WHAT YOU NEED TO DO:
In the listing below, locate the lines that hold "juda" and copy them.
====== TASK MATERIAL ======
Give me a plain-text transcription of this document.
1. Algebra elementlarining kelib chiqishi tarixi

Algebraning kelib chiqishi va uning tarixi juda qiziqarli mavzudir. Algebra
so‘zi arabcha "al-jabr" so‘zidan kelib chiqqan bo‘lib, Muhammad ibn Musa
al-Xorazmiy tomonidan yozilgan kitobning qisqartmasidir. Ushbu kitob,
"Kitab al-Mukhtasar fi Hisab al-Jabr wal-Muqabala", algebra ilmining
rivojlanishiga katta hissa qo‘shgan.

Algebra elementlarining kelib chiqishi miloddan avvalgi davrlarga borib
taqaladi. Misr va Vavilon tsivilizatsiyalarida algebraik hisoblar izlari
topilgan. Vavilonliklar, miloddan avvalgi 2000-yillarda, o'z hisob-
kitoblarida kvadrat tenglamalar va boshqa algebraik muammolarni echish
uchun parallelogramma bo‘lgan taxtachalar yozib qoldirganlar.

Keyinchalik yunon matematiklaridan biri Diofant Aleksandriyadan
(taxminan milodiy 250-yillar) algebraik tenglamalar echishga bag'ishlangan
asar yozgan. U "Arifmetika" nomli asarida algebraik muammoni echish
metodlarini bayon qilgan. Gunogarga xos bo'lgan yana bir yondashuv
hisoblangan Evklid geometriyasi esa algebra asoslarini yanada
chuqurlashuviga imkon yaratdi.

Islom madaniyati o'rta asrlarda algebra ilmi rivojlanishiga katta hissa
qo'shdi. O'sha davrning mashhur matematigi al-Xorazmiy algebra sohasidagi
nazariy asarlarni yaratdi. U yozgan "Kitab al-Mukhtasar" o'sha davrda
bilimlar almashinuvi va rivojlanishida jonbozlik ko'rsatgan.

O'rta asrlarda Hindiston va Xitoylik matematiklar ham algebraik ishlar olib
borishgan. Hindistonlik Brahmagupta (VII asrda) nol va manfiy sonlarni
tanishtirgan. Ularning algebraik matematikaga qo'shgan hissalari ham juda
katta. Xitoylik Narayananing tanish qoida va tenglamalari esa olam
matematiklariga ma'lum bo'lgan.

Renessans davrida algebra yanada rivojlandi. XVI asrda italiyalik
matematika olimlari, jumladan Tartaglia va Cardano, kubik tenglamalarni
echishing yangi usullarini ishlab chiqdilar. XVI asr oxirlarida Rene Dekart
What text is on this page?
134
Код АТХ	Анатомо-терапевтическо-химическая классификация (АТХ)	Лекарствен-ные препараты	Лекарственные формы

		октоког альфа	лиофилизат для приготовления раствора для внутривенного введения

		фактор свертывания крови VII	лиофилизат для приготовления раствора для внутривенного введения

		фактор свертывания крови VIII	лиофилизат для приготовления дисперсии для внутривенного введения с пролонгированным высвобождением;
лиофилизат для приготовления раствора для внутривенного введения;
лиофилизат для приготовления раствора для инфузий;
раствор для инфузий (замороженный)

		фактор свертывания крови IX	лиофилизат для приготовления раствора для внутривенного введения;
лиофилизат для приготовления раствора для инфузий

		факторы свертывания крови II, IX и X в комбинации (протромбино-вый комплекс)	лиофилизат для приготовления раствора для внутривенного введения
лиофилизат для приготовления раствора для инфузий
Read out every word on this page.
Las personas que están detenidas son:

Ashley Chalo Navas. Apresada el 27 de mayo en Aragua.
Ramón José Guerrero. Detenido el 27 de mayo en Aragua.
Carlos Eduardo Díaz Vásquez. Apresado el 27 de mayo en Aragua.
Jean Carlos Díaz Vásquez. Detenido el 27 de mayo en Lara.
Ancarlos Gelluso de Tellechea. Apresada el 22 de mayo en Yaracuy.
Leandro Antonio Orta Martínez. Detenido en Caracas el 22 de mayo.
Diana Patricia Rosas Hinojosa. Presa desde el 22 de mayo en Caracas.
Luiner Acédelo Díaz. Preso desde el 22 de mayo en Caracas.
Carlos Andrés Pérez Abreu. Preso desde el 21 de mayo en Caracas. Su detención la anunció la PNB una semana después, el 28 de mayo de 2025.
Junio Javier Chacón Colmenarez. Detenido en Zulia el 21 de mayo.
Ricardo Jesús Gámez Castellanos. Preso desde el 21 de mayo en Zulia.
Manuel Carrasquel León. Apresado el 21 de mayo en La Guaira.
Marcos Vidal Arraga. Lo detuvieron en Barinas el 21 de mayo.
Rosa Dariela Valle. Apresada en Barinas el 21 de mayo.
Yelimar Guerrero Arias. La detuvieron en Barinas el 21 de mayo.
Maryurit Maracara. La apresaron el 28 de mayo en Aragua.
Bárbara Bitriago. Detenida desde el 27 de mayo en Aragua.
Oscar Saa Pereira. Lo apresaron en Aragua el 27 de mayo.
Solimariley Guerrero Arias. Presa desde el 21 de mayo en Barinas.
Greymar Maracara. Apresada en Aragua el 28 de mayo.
======
SOLUTION TO THIS EXERCISE:
Algebraning kelib chiqishi va uning tarixi juda qiziqarli mavzudir. Algebra
tanishtirgan. Ularning algebraik matematikaga qo'shgan hissalari ham juda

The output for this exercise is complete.